▶ EXTRACTED DATA:
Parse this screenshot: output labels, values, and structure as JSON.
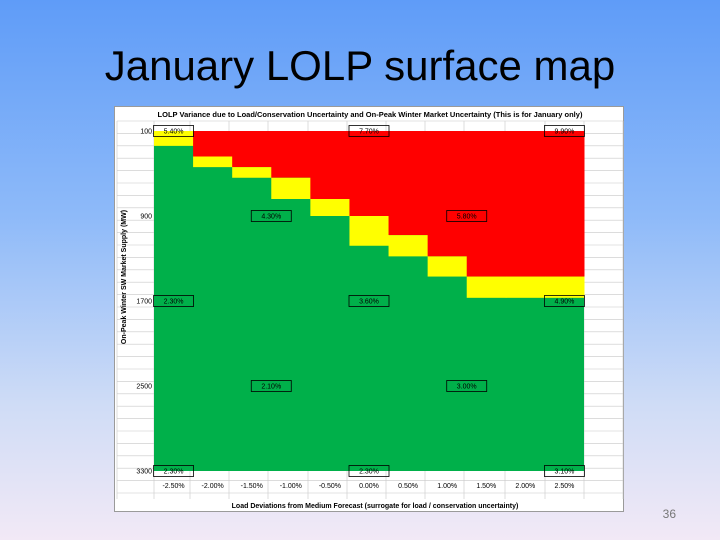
{
  "slide": {
    "title": "January LOLP surface map",
    "page_number": "36"
  },
  "colors": {
    "red": "#ff0000",
    "yellow": "#ffff00",
    "green": "#00b04a",
    "grid": "#c8c8c8",
    "label_border": "#000000"
  },
  "chart_data": {
    "type": "heatmap",
    "title": "LOLP Variance due to Load/Conservation Uncertainty and On-Peak Winter Market Uncertainty (This is for January only)",
    "xlabel": "Load Deviations from Medium Forecast (surrogate for load / conservation uncertainty)",
    "ylabel": "On-Peak Winter SW Market Supply (MW)",
    "x_ticks": [
      "-2.50%",
      "-2.00%",
      "-1.50%",
      "-1.00%",
      "-0.50%",
      "0.00%",
      "0.50%",
      "1.00%",
      "1.50%",
      "2.00%",
      "2.50%"
    ],
    "x_values": [
      -2.5,
      -2.0,
      -1.5,
      -1.0,
      -0.5,
      0.0,
      0.5,
      1.0,
      1.5,
      2.0,
      2.5
    ],
    "y_ticks": [
      "100",
      "900",
      "1700",
      "2500",
      "3300"
    ],
    "y_values": [
      100,
      900,
      1700,
      2500,
      3300
    ],
    "y_range": [
      100,
      3300
    ],
    "zones": {
      "red_yellow_boundary_mw": [
        100,
        340,
        440,
        540,
        740,
        900,
        1080,
        1280,
        1470,
        1470,
        1470
      ],
      "yellow_green_boundary_mw": [
        240,
        440,
        540,
        740,
        900,
        1180,
        1280,
        1470,
        1670,
        1670,
        1670
      ]
    },
    "annotations": [
      {
        "x": -2.5,
        "y": 100,
        "label": "5.40%"
      },
      {
        "x": 0.0,
        "y": 100,
        "label": "7.70%"
      },
      {
        "x": 2.5,
        "y": 100,
        "label": "9.90%"
      },
      {
        "x": -1.25,
        "y": 900,
        "label": "4.30%"
      },
      {
        "x": 1.25,
        "y": 900,
        "label": "5.80%"
      },
      {
        "x": -2.5,
        "y": 1700,
        "label": "2.30%"
      },
      {
        "x": 0.0,
        "y": 1700,
        "label": "3.60%"
      },
      {
        "x": 2.5,
        "y": 1700,
        "label": "4.90%"
      },
      {
        "x": -1.25,
        "y": 2500,
        "label": "2.10%"
      },
      {
        "x": 1.25,
        "y": 2500,
        "label": "3.00%"
      },
      {
        "x": -2.5,
        "y": 3300,
        "label": "2.30%"
      },
      {
        "x": 0.0,
        "y": 3300,
        "label": "2.30%"
      },
      {
        "x": 2.5,
        "y": 3300,
        "label": "3.10%"
      }
    ],
    "grid": true,
    "legend": "none"
  }
}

▶ YOUR OBJECTIVE: Quote the material exactly. Pictures stay out.

▶ TASK RESPONSE:
Parse this screenshot: output labels, values, and structure as JSON.
{
  "slide": {
    "title": "January LOLP surface map",
    "page_number": "36"
  },
  "colors": {
    "red": "#ff0000",
    "yellow": "#ffff00",
    "green": "#00b04a",
    "grid": "#c8c8c8",
    "label_border": "#000000"
  },
  "chart_data": {
    "type": "heatmap",
    "title": "LOLP Variance due to Load/Conservation Uncertainty and On-Peak Winter Market Uncertainty (This is for January only)",
    "xlabel": "Load Deviations from Medium Forecast (surrogate for load / conservation uncertainty)",
    "ylabel": "On-Peak Winter SW Market Supply (MW)",
    "x_ticks": [
      "-2.50%",
      "-2.00%",
      "-1.50%",
      "-1.00%",
      "-0.50%",
      "0.00%",
      "0.50%",
      "1.00%",
      "1.50%",
      "2.00%",
      "2.50%"
    ],
    "x_values": [
      -2.5,
      -2.0,
      -1.5,
      -1.0,
      -0.5,
      0.0,
      0.5,
      1.0,
      1.5,
      2.0,
      2.5
    ],
    "y_ticks": [
      "100",
      "900",
      "1700",
      "2500",
      "3300"
    ],
    "y_values": [
      100,
      900,
      1700,
      2500,
      3300
    ],
    "y_range": [
      100,
      3300
    ],
    "zones": {
      "red_yellow_boundary_mw": [
        100,
        340,
        440,
        540,
        740,
        900,
        1080,
        1280,
        1470,
        1470,
        1470
      ],
      "yellow_green_boundary_mw": [
        240,
        440,
        540,
        740,
        900,
        1180,
        1280,
        1470,
        1670,
        1670,
        1670
      ]
    },
    "annotations": [
      {
        "x": -2.5,
        "y": 100,
        "label": "5.40%"
      },
      {
        "x": 0.0,
        "y": 100,
        "label": "7.70%"
      },
      {
        "x": 2.5,
        "y": 100,
        "label": "9.90%"
      },
      {
        "x": -1.25,
        "y": 900,
        "label": "4.30%"
      },
      {
        "x": 1.25,
        "y": 900,
        "label": "5.80%"
      },
      {
        "x": -2.5,
        "y": 1700,
        "label": "2.30%"
      },
      {
        "x": 0.0,
        "y": 1700,
        "label": "3.60%"
      },
      {
        "x": 2.5,
        "y": 1700,
        "label": "4.90%"
      },
      {
        "x": -1.25,
        "y": 2500,
        "label": "2.10%"
      },
      {
        "x": 1.25,
        "y": 2500,
        "label": "3.00%"
      },
      {
        "x": -2.5,
        "y": 3300,
        "label": "2.30%"
      },
      {
        "x": 0.0,
        "y": 3300,
        "label": "2.30%"
      },
      {
        "x": 2.5,
        "y": 3300,
        "label": "3.10%"
      }
    ],
    "grid": true,
    "legend": "none"
  }
}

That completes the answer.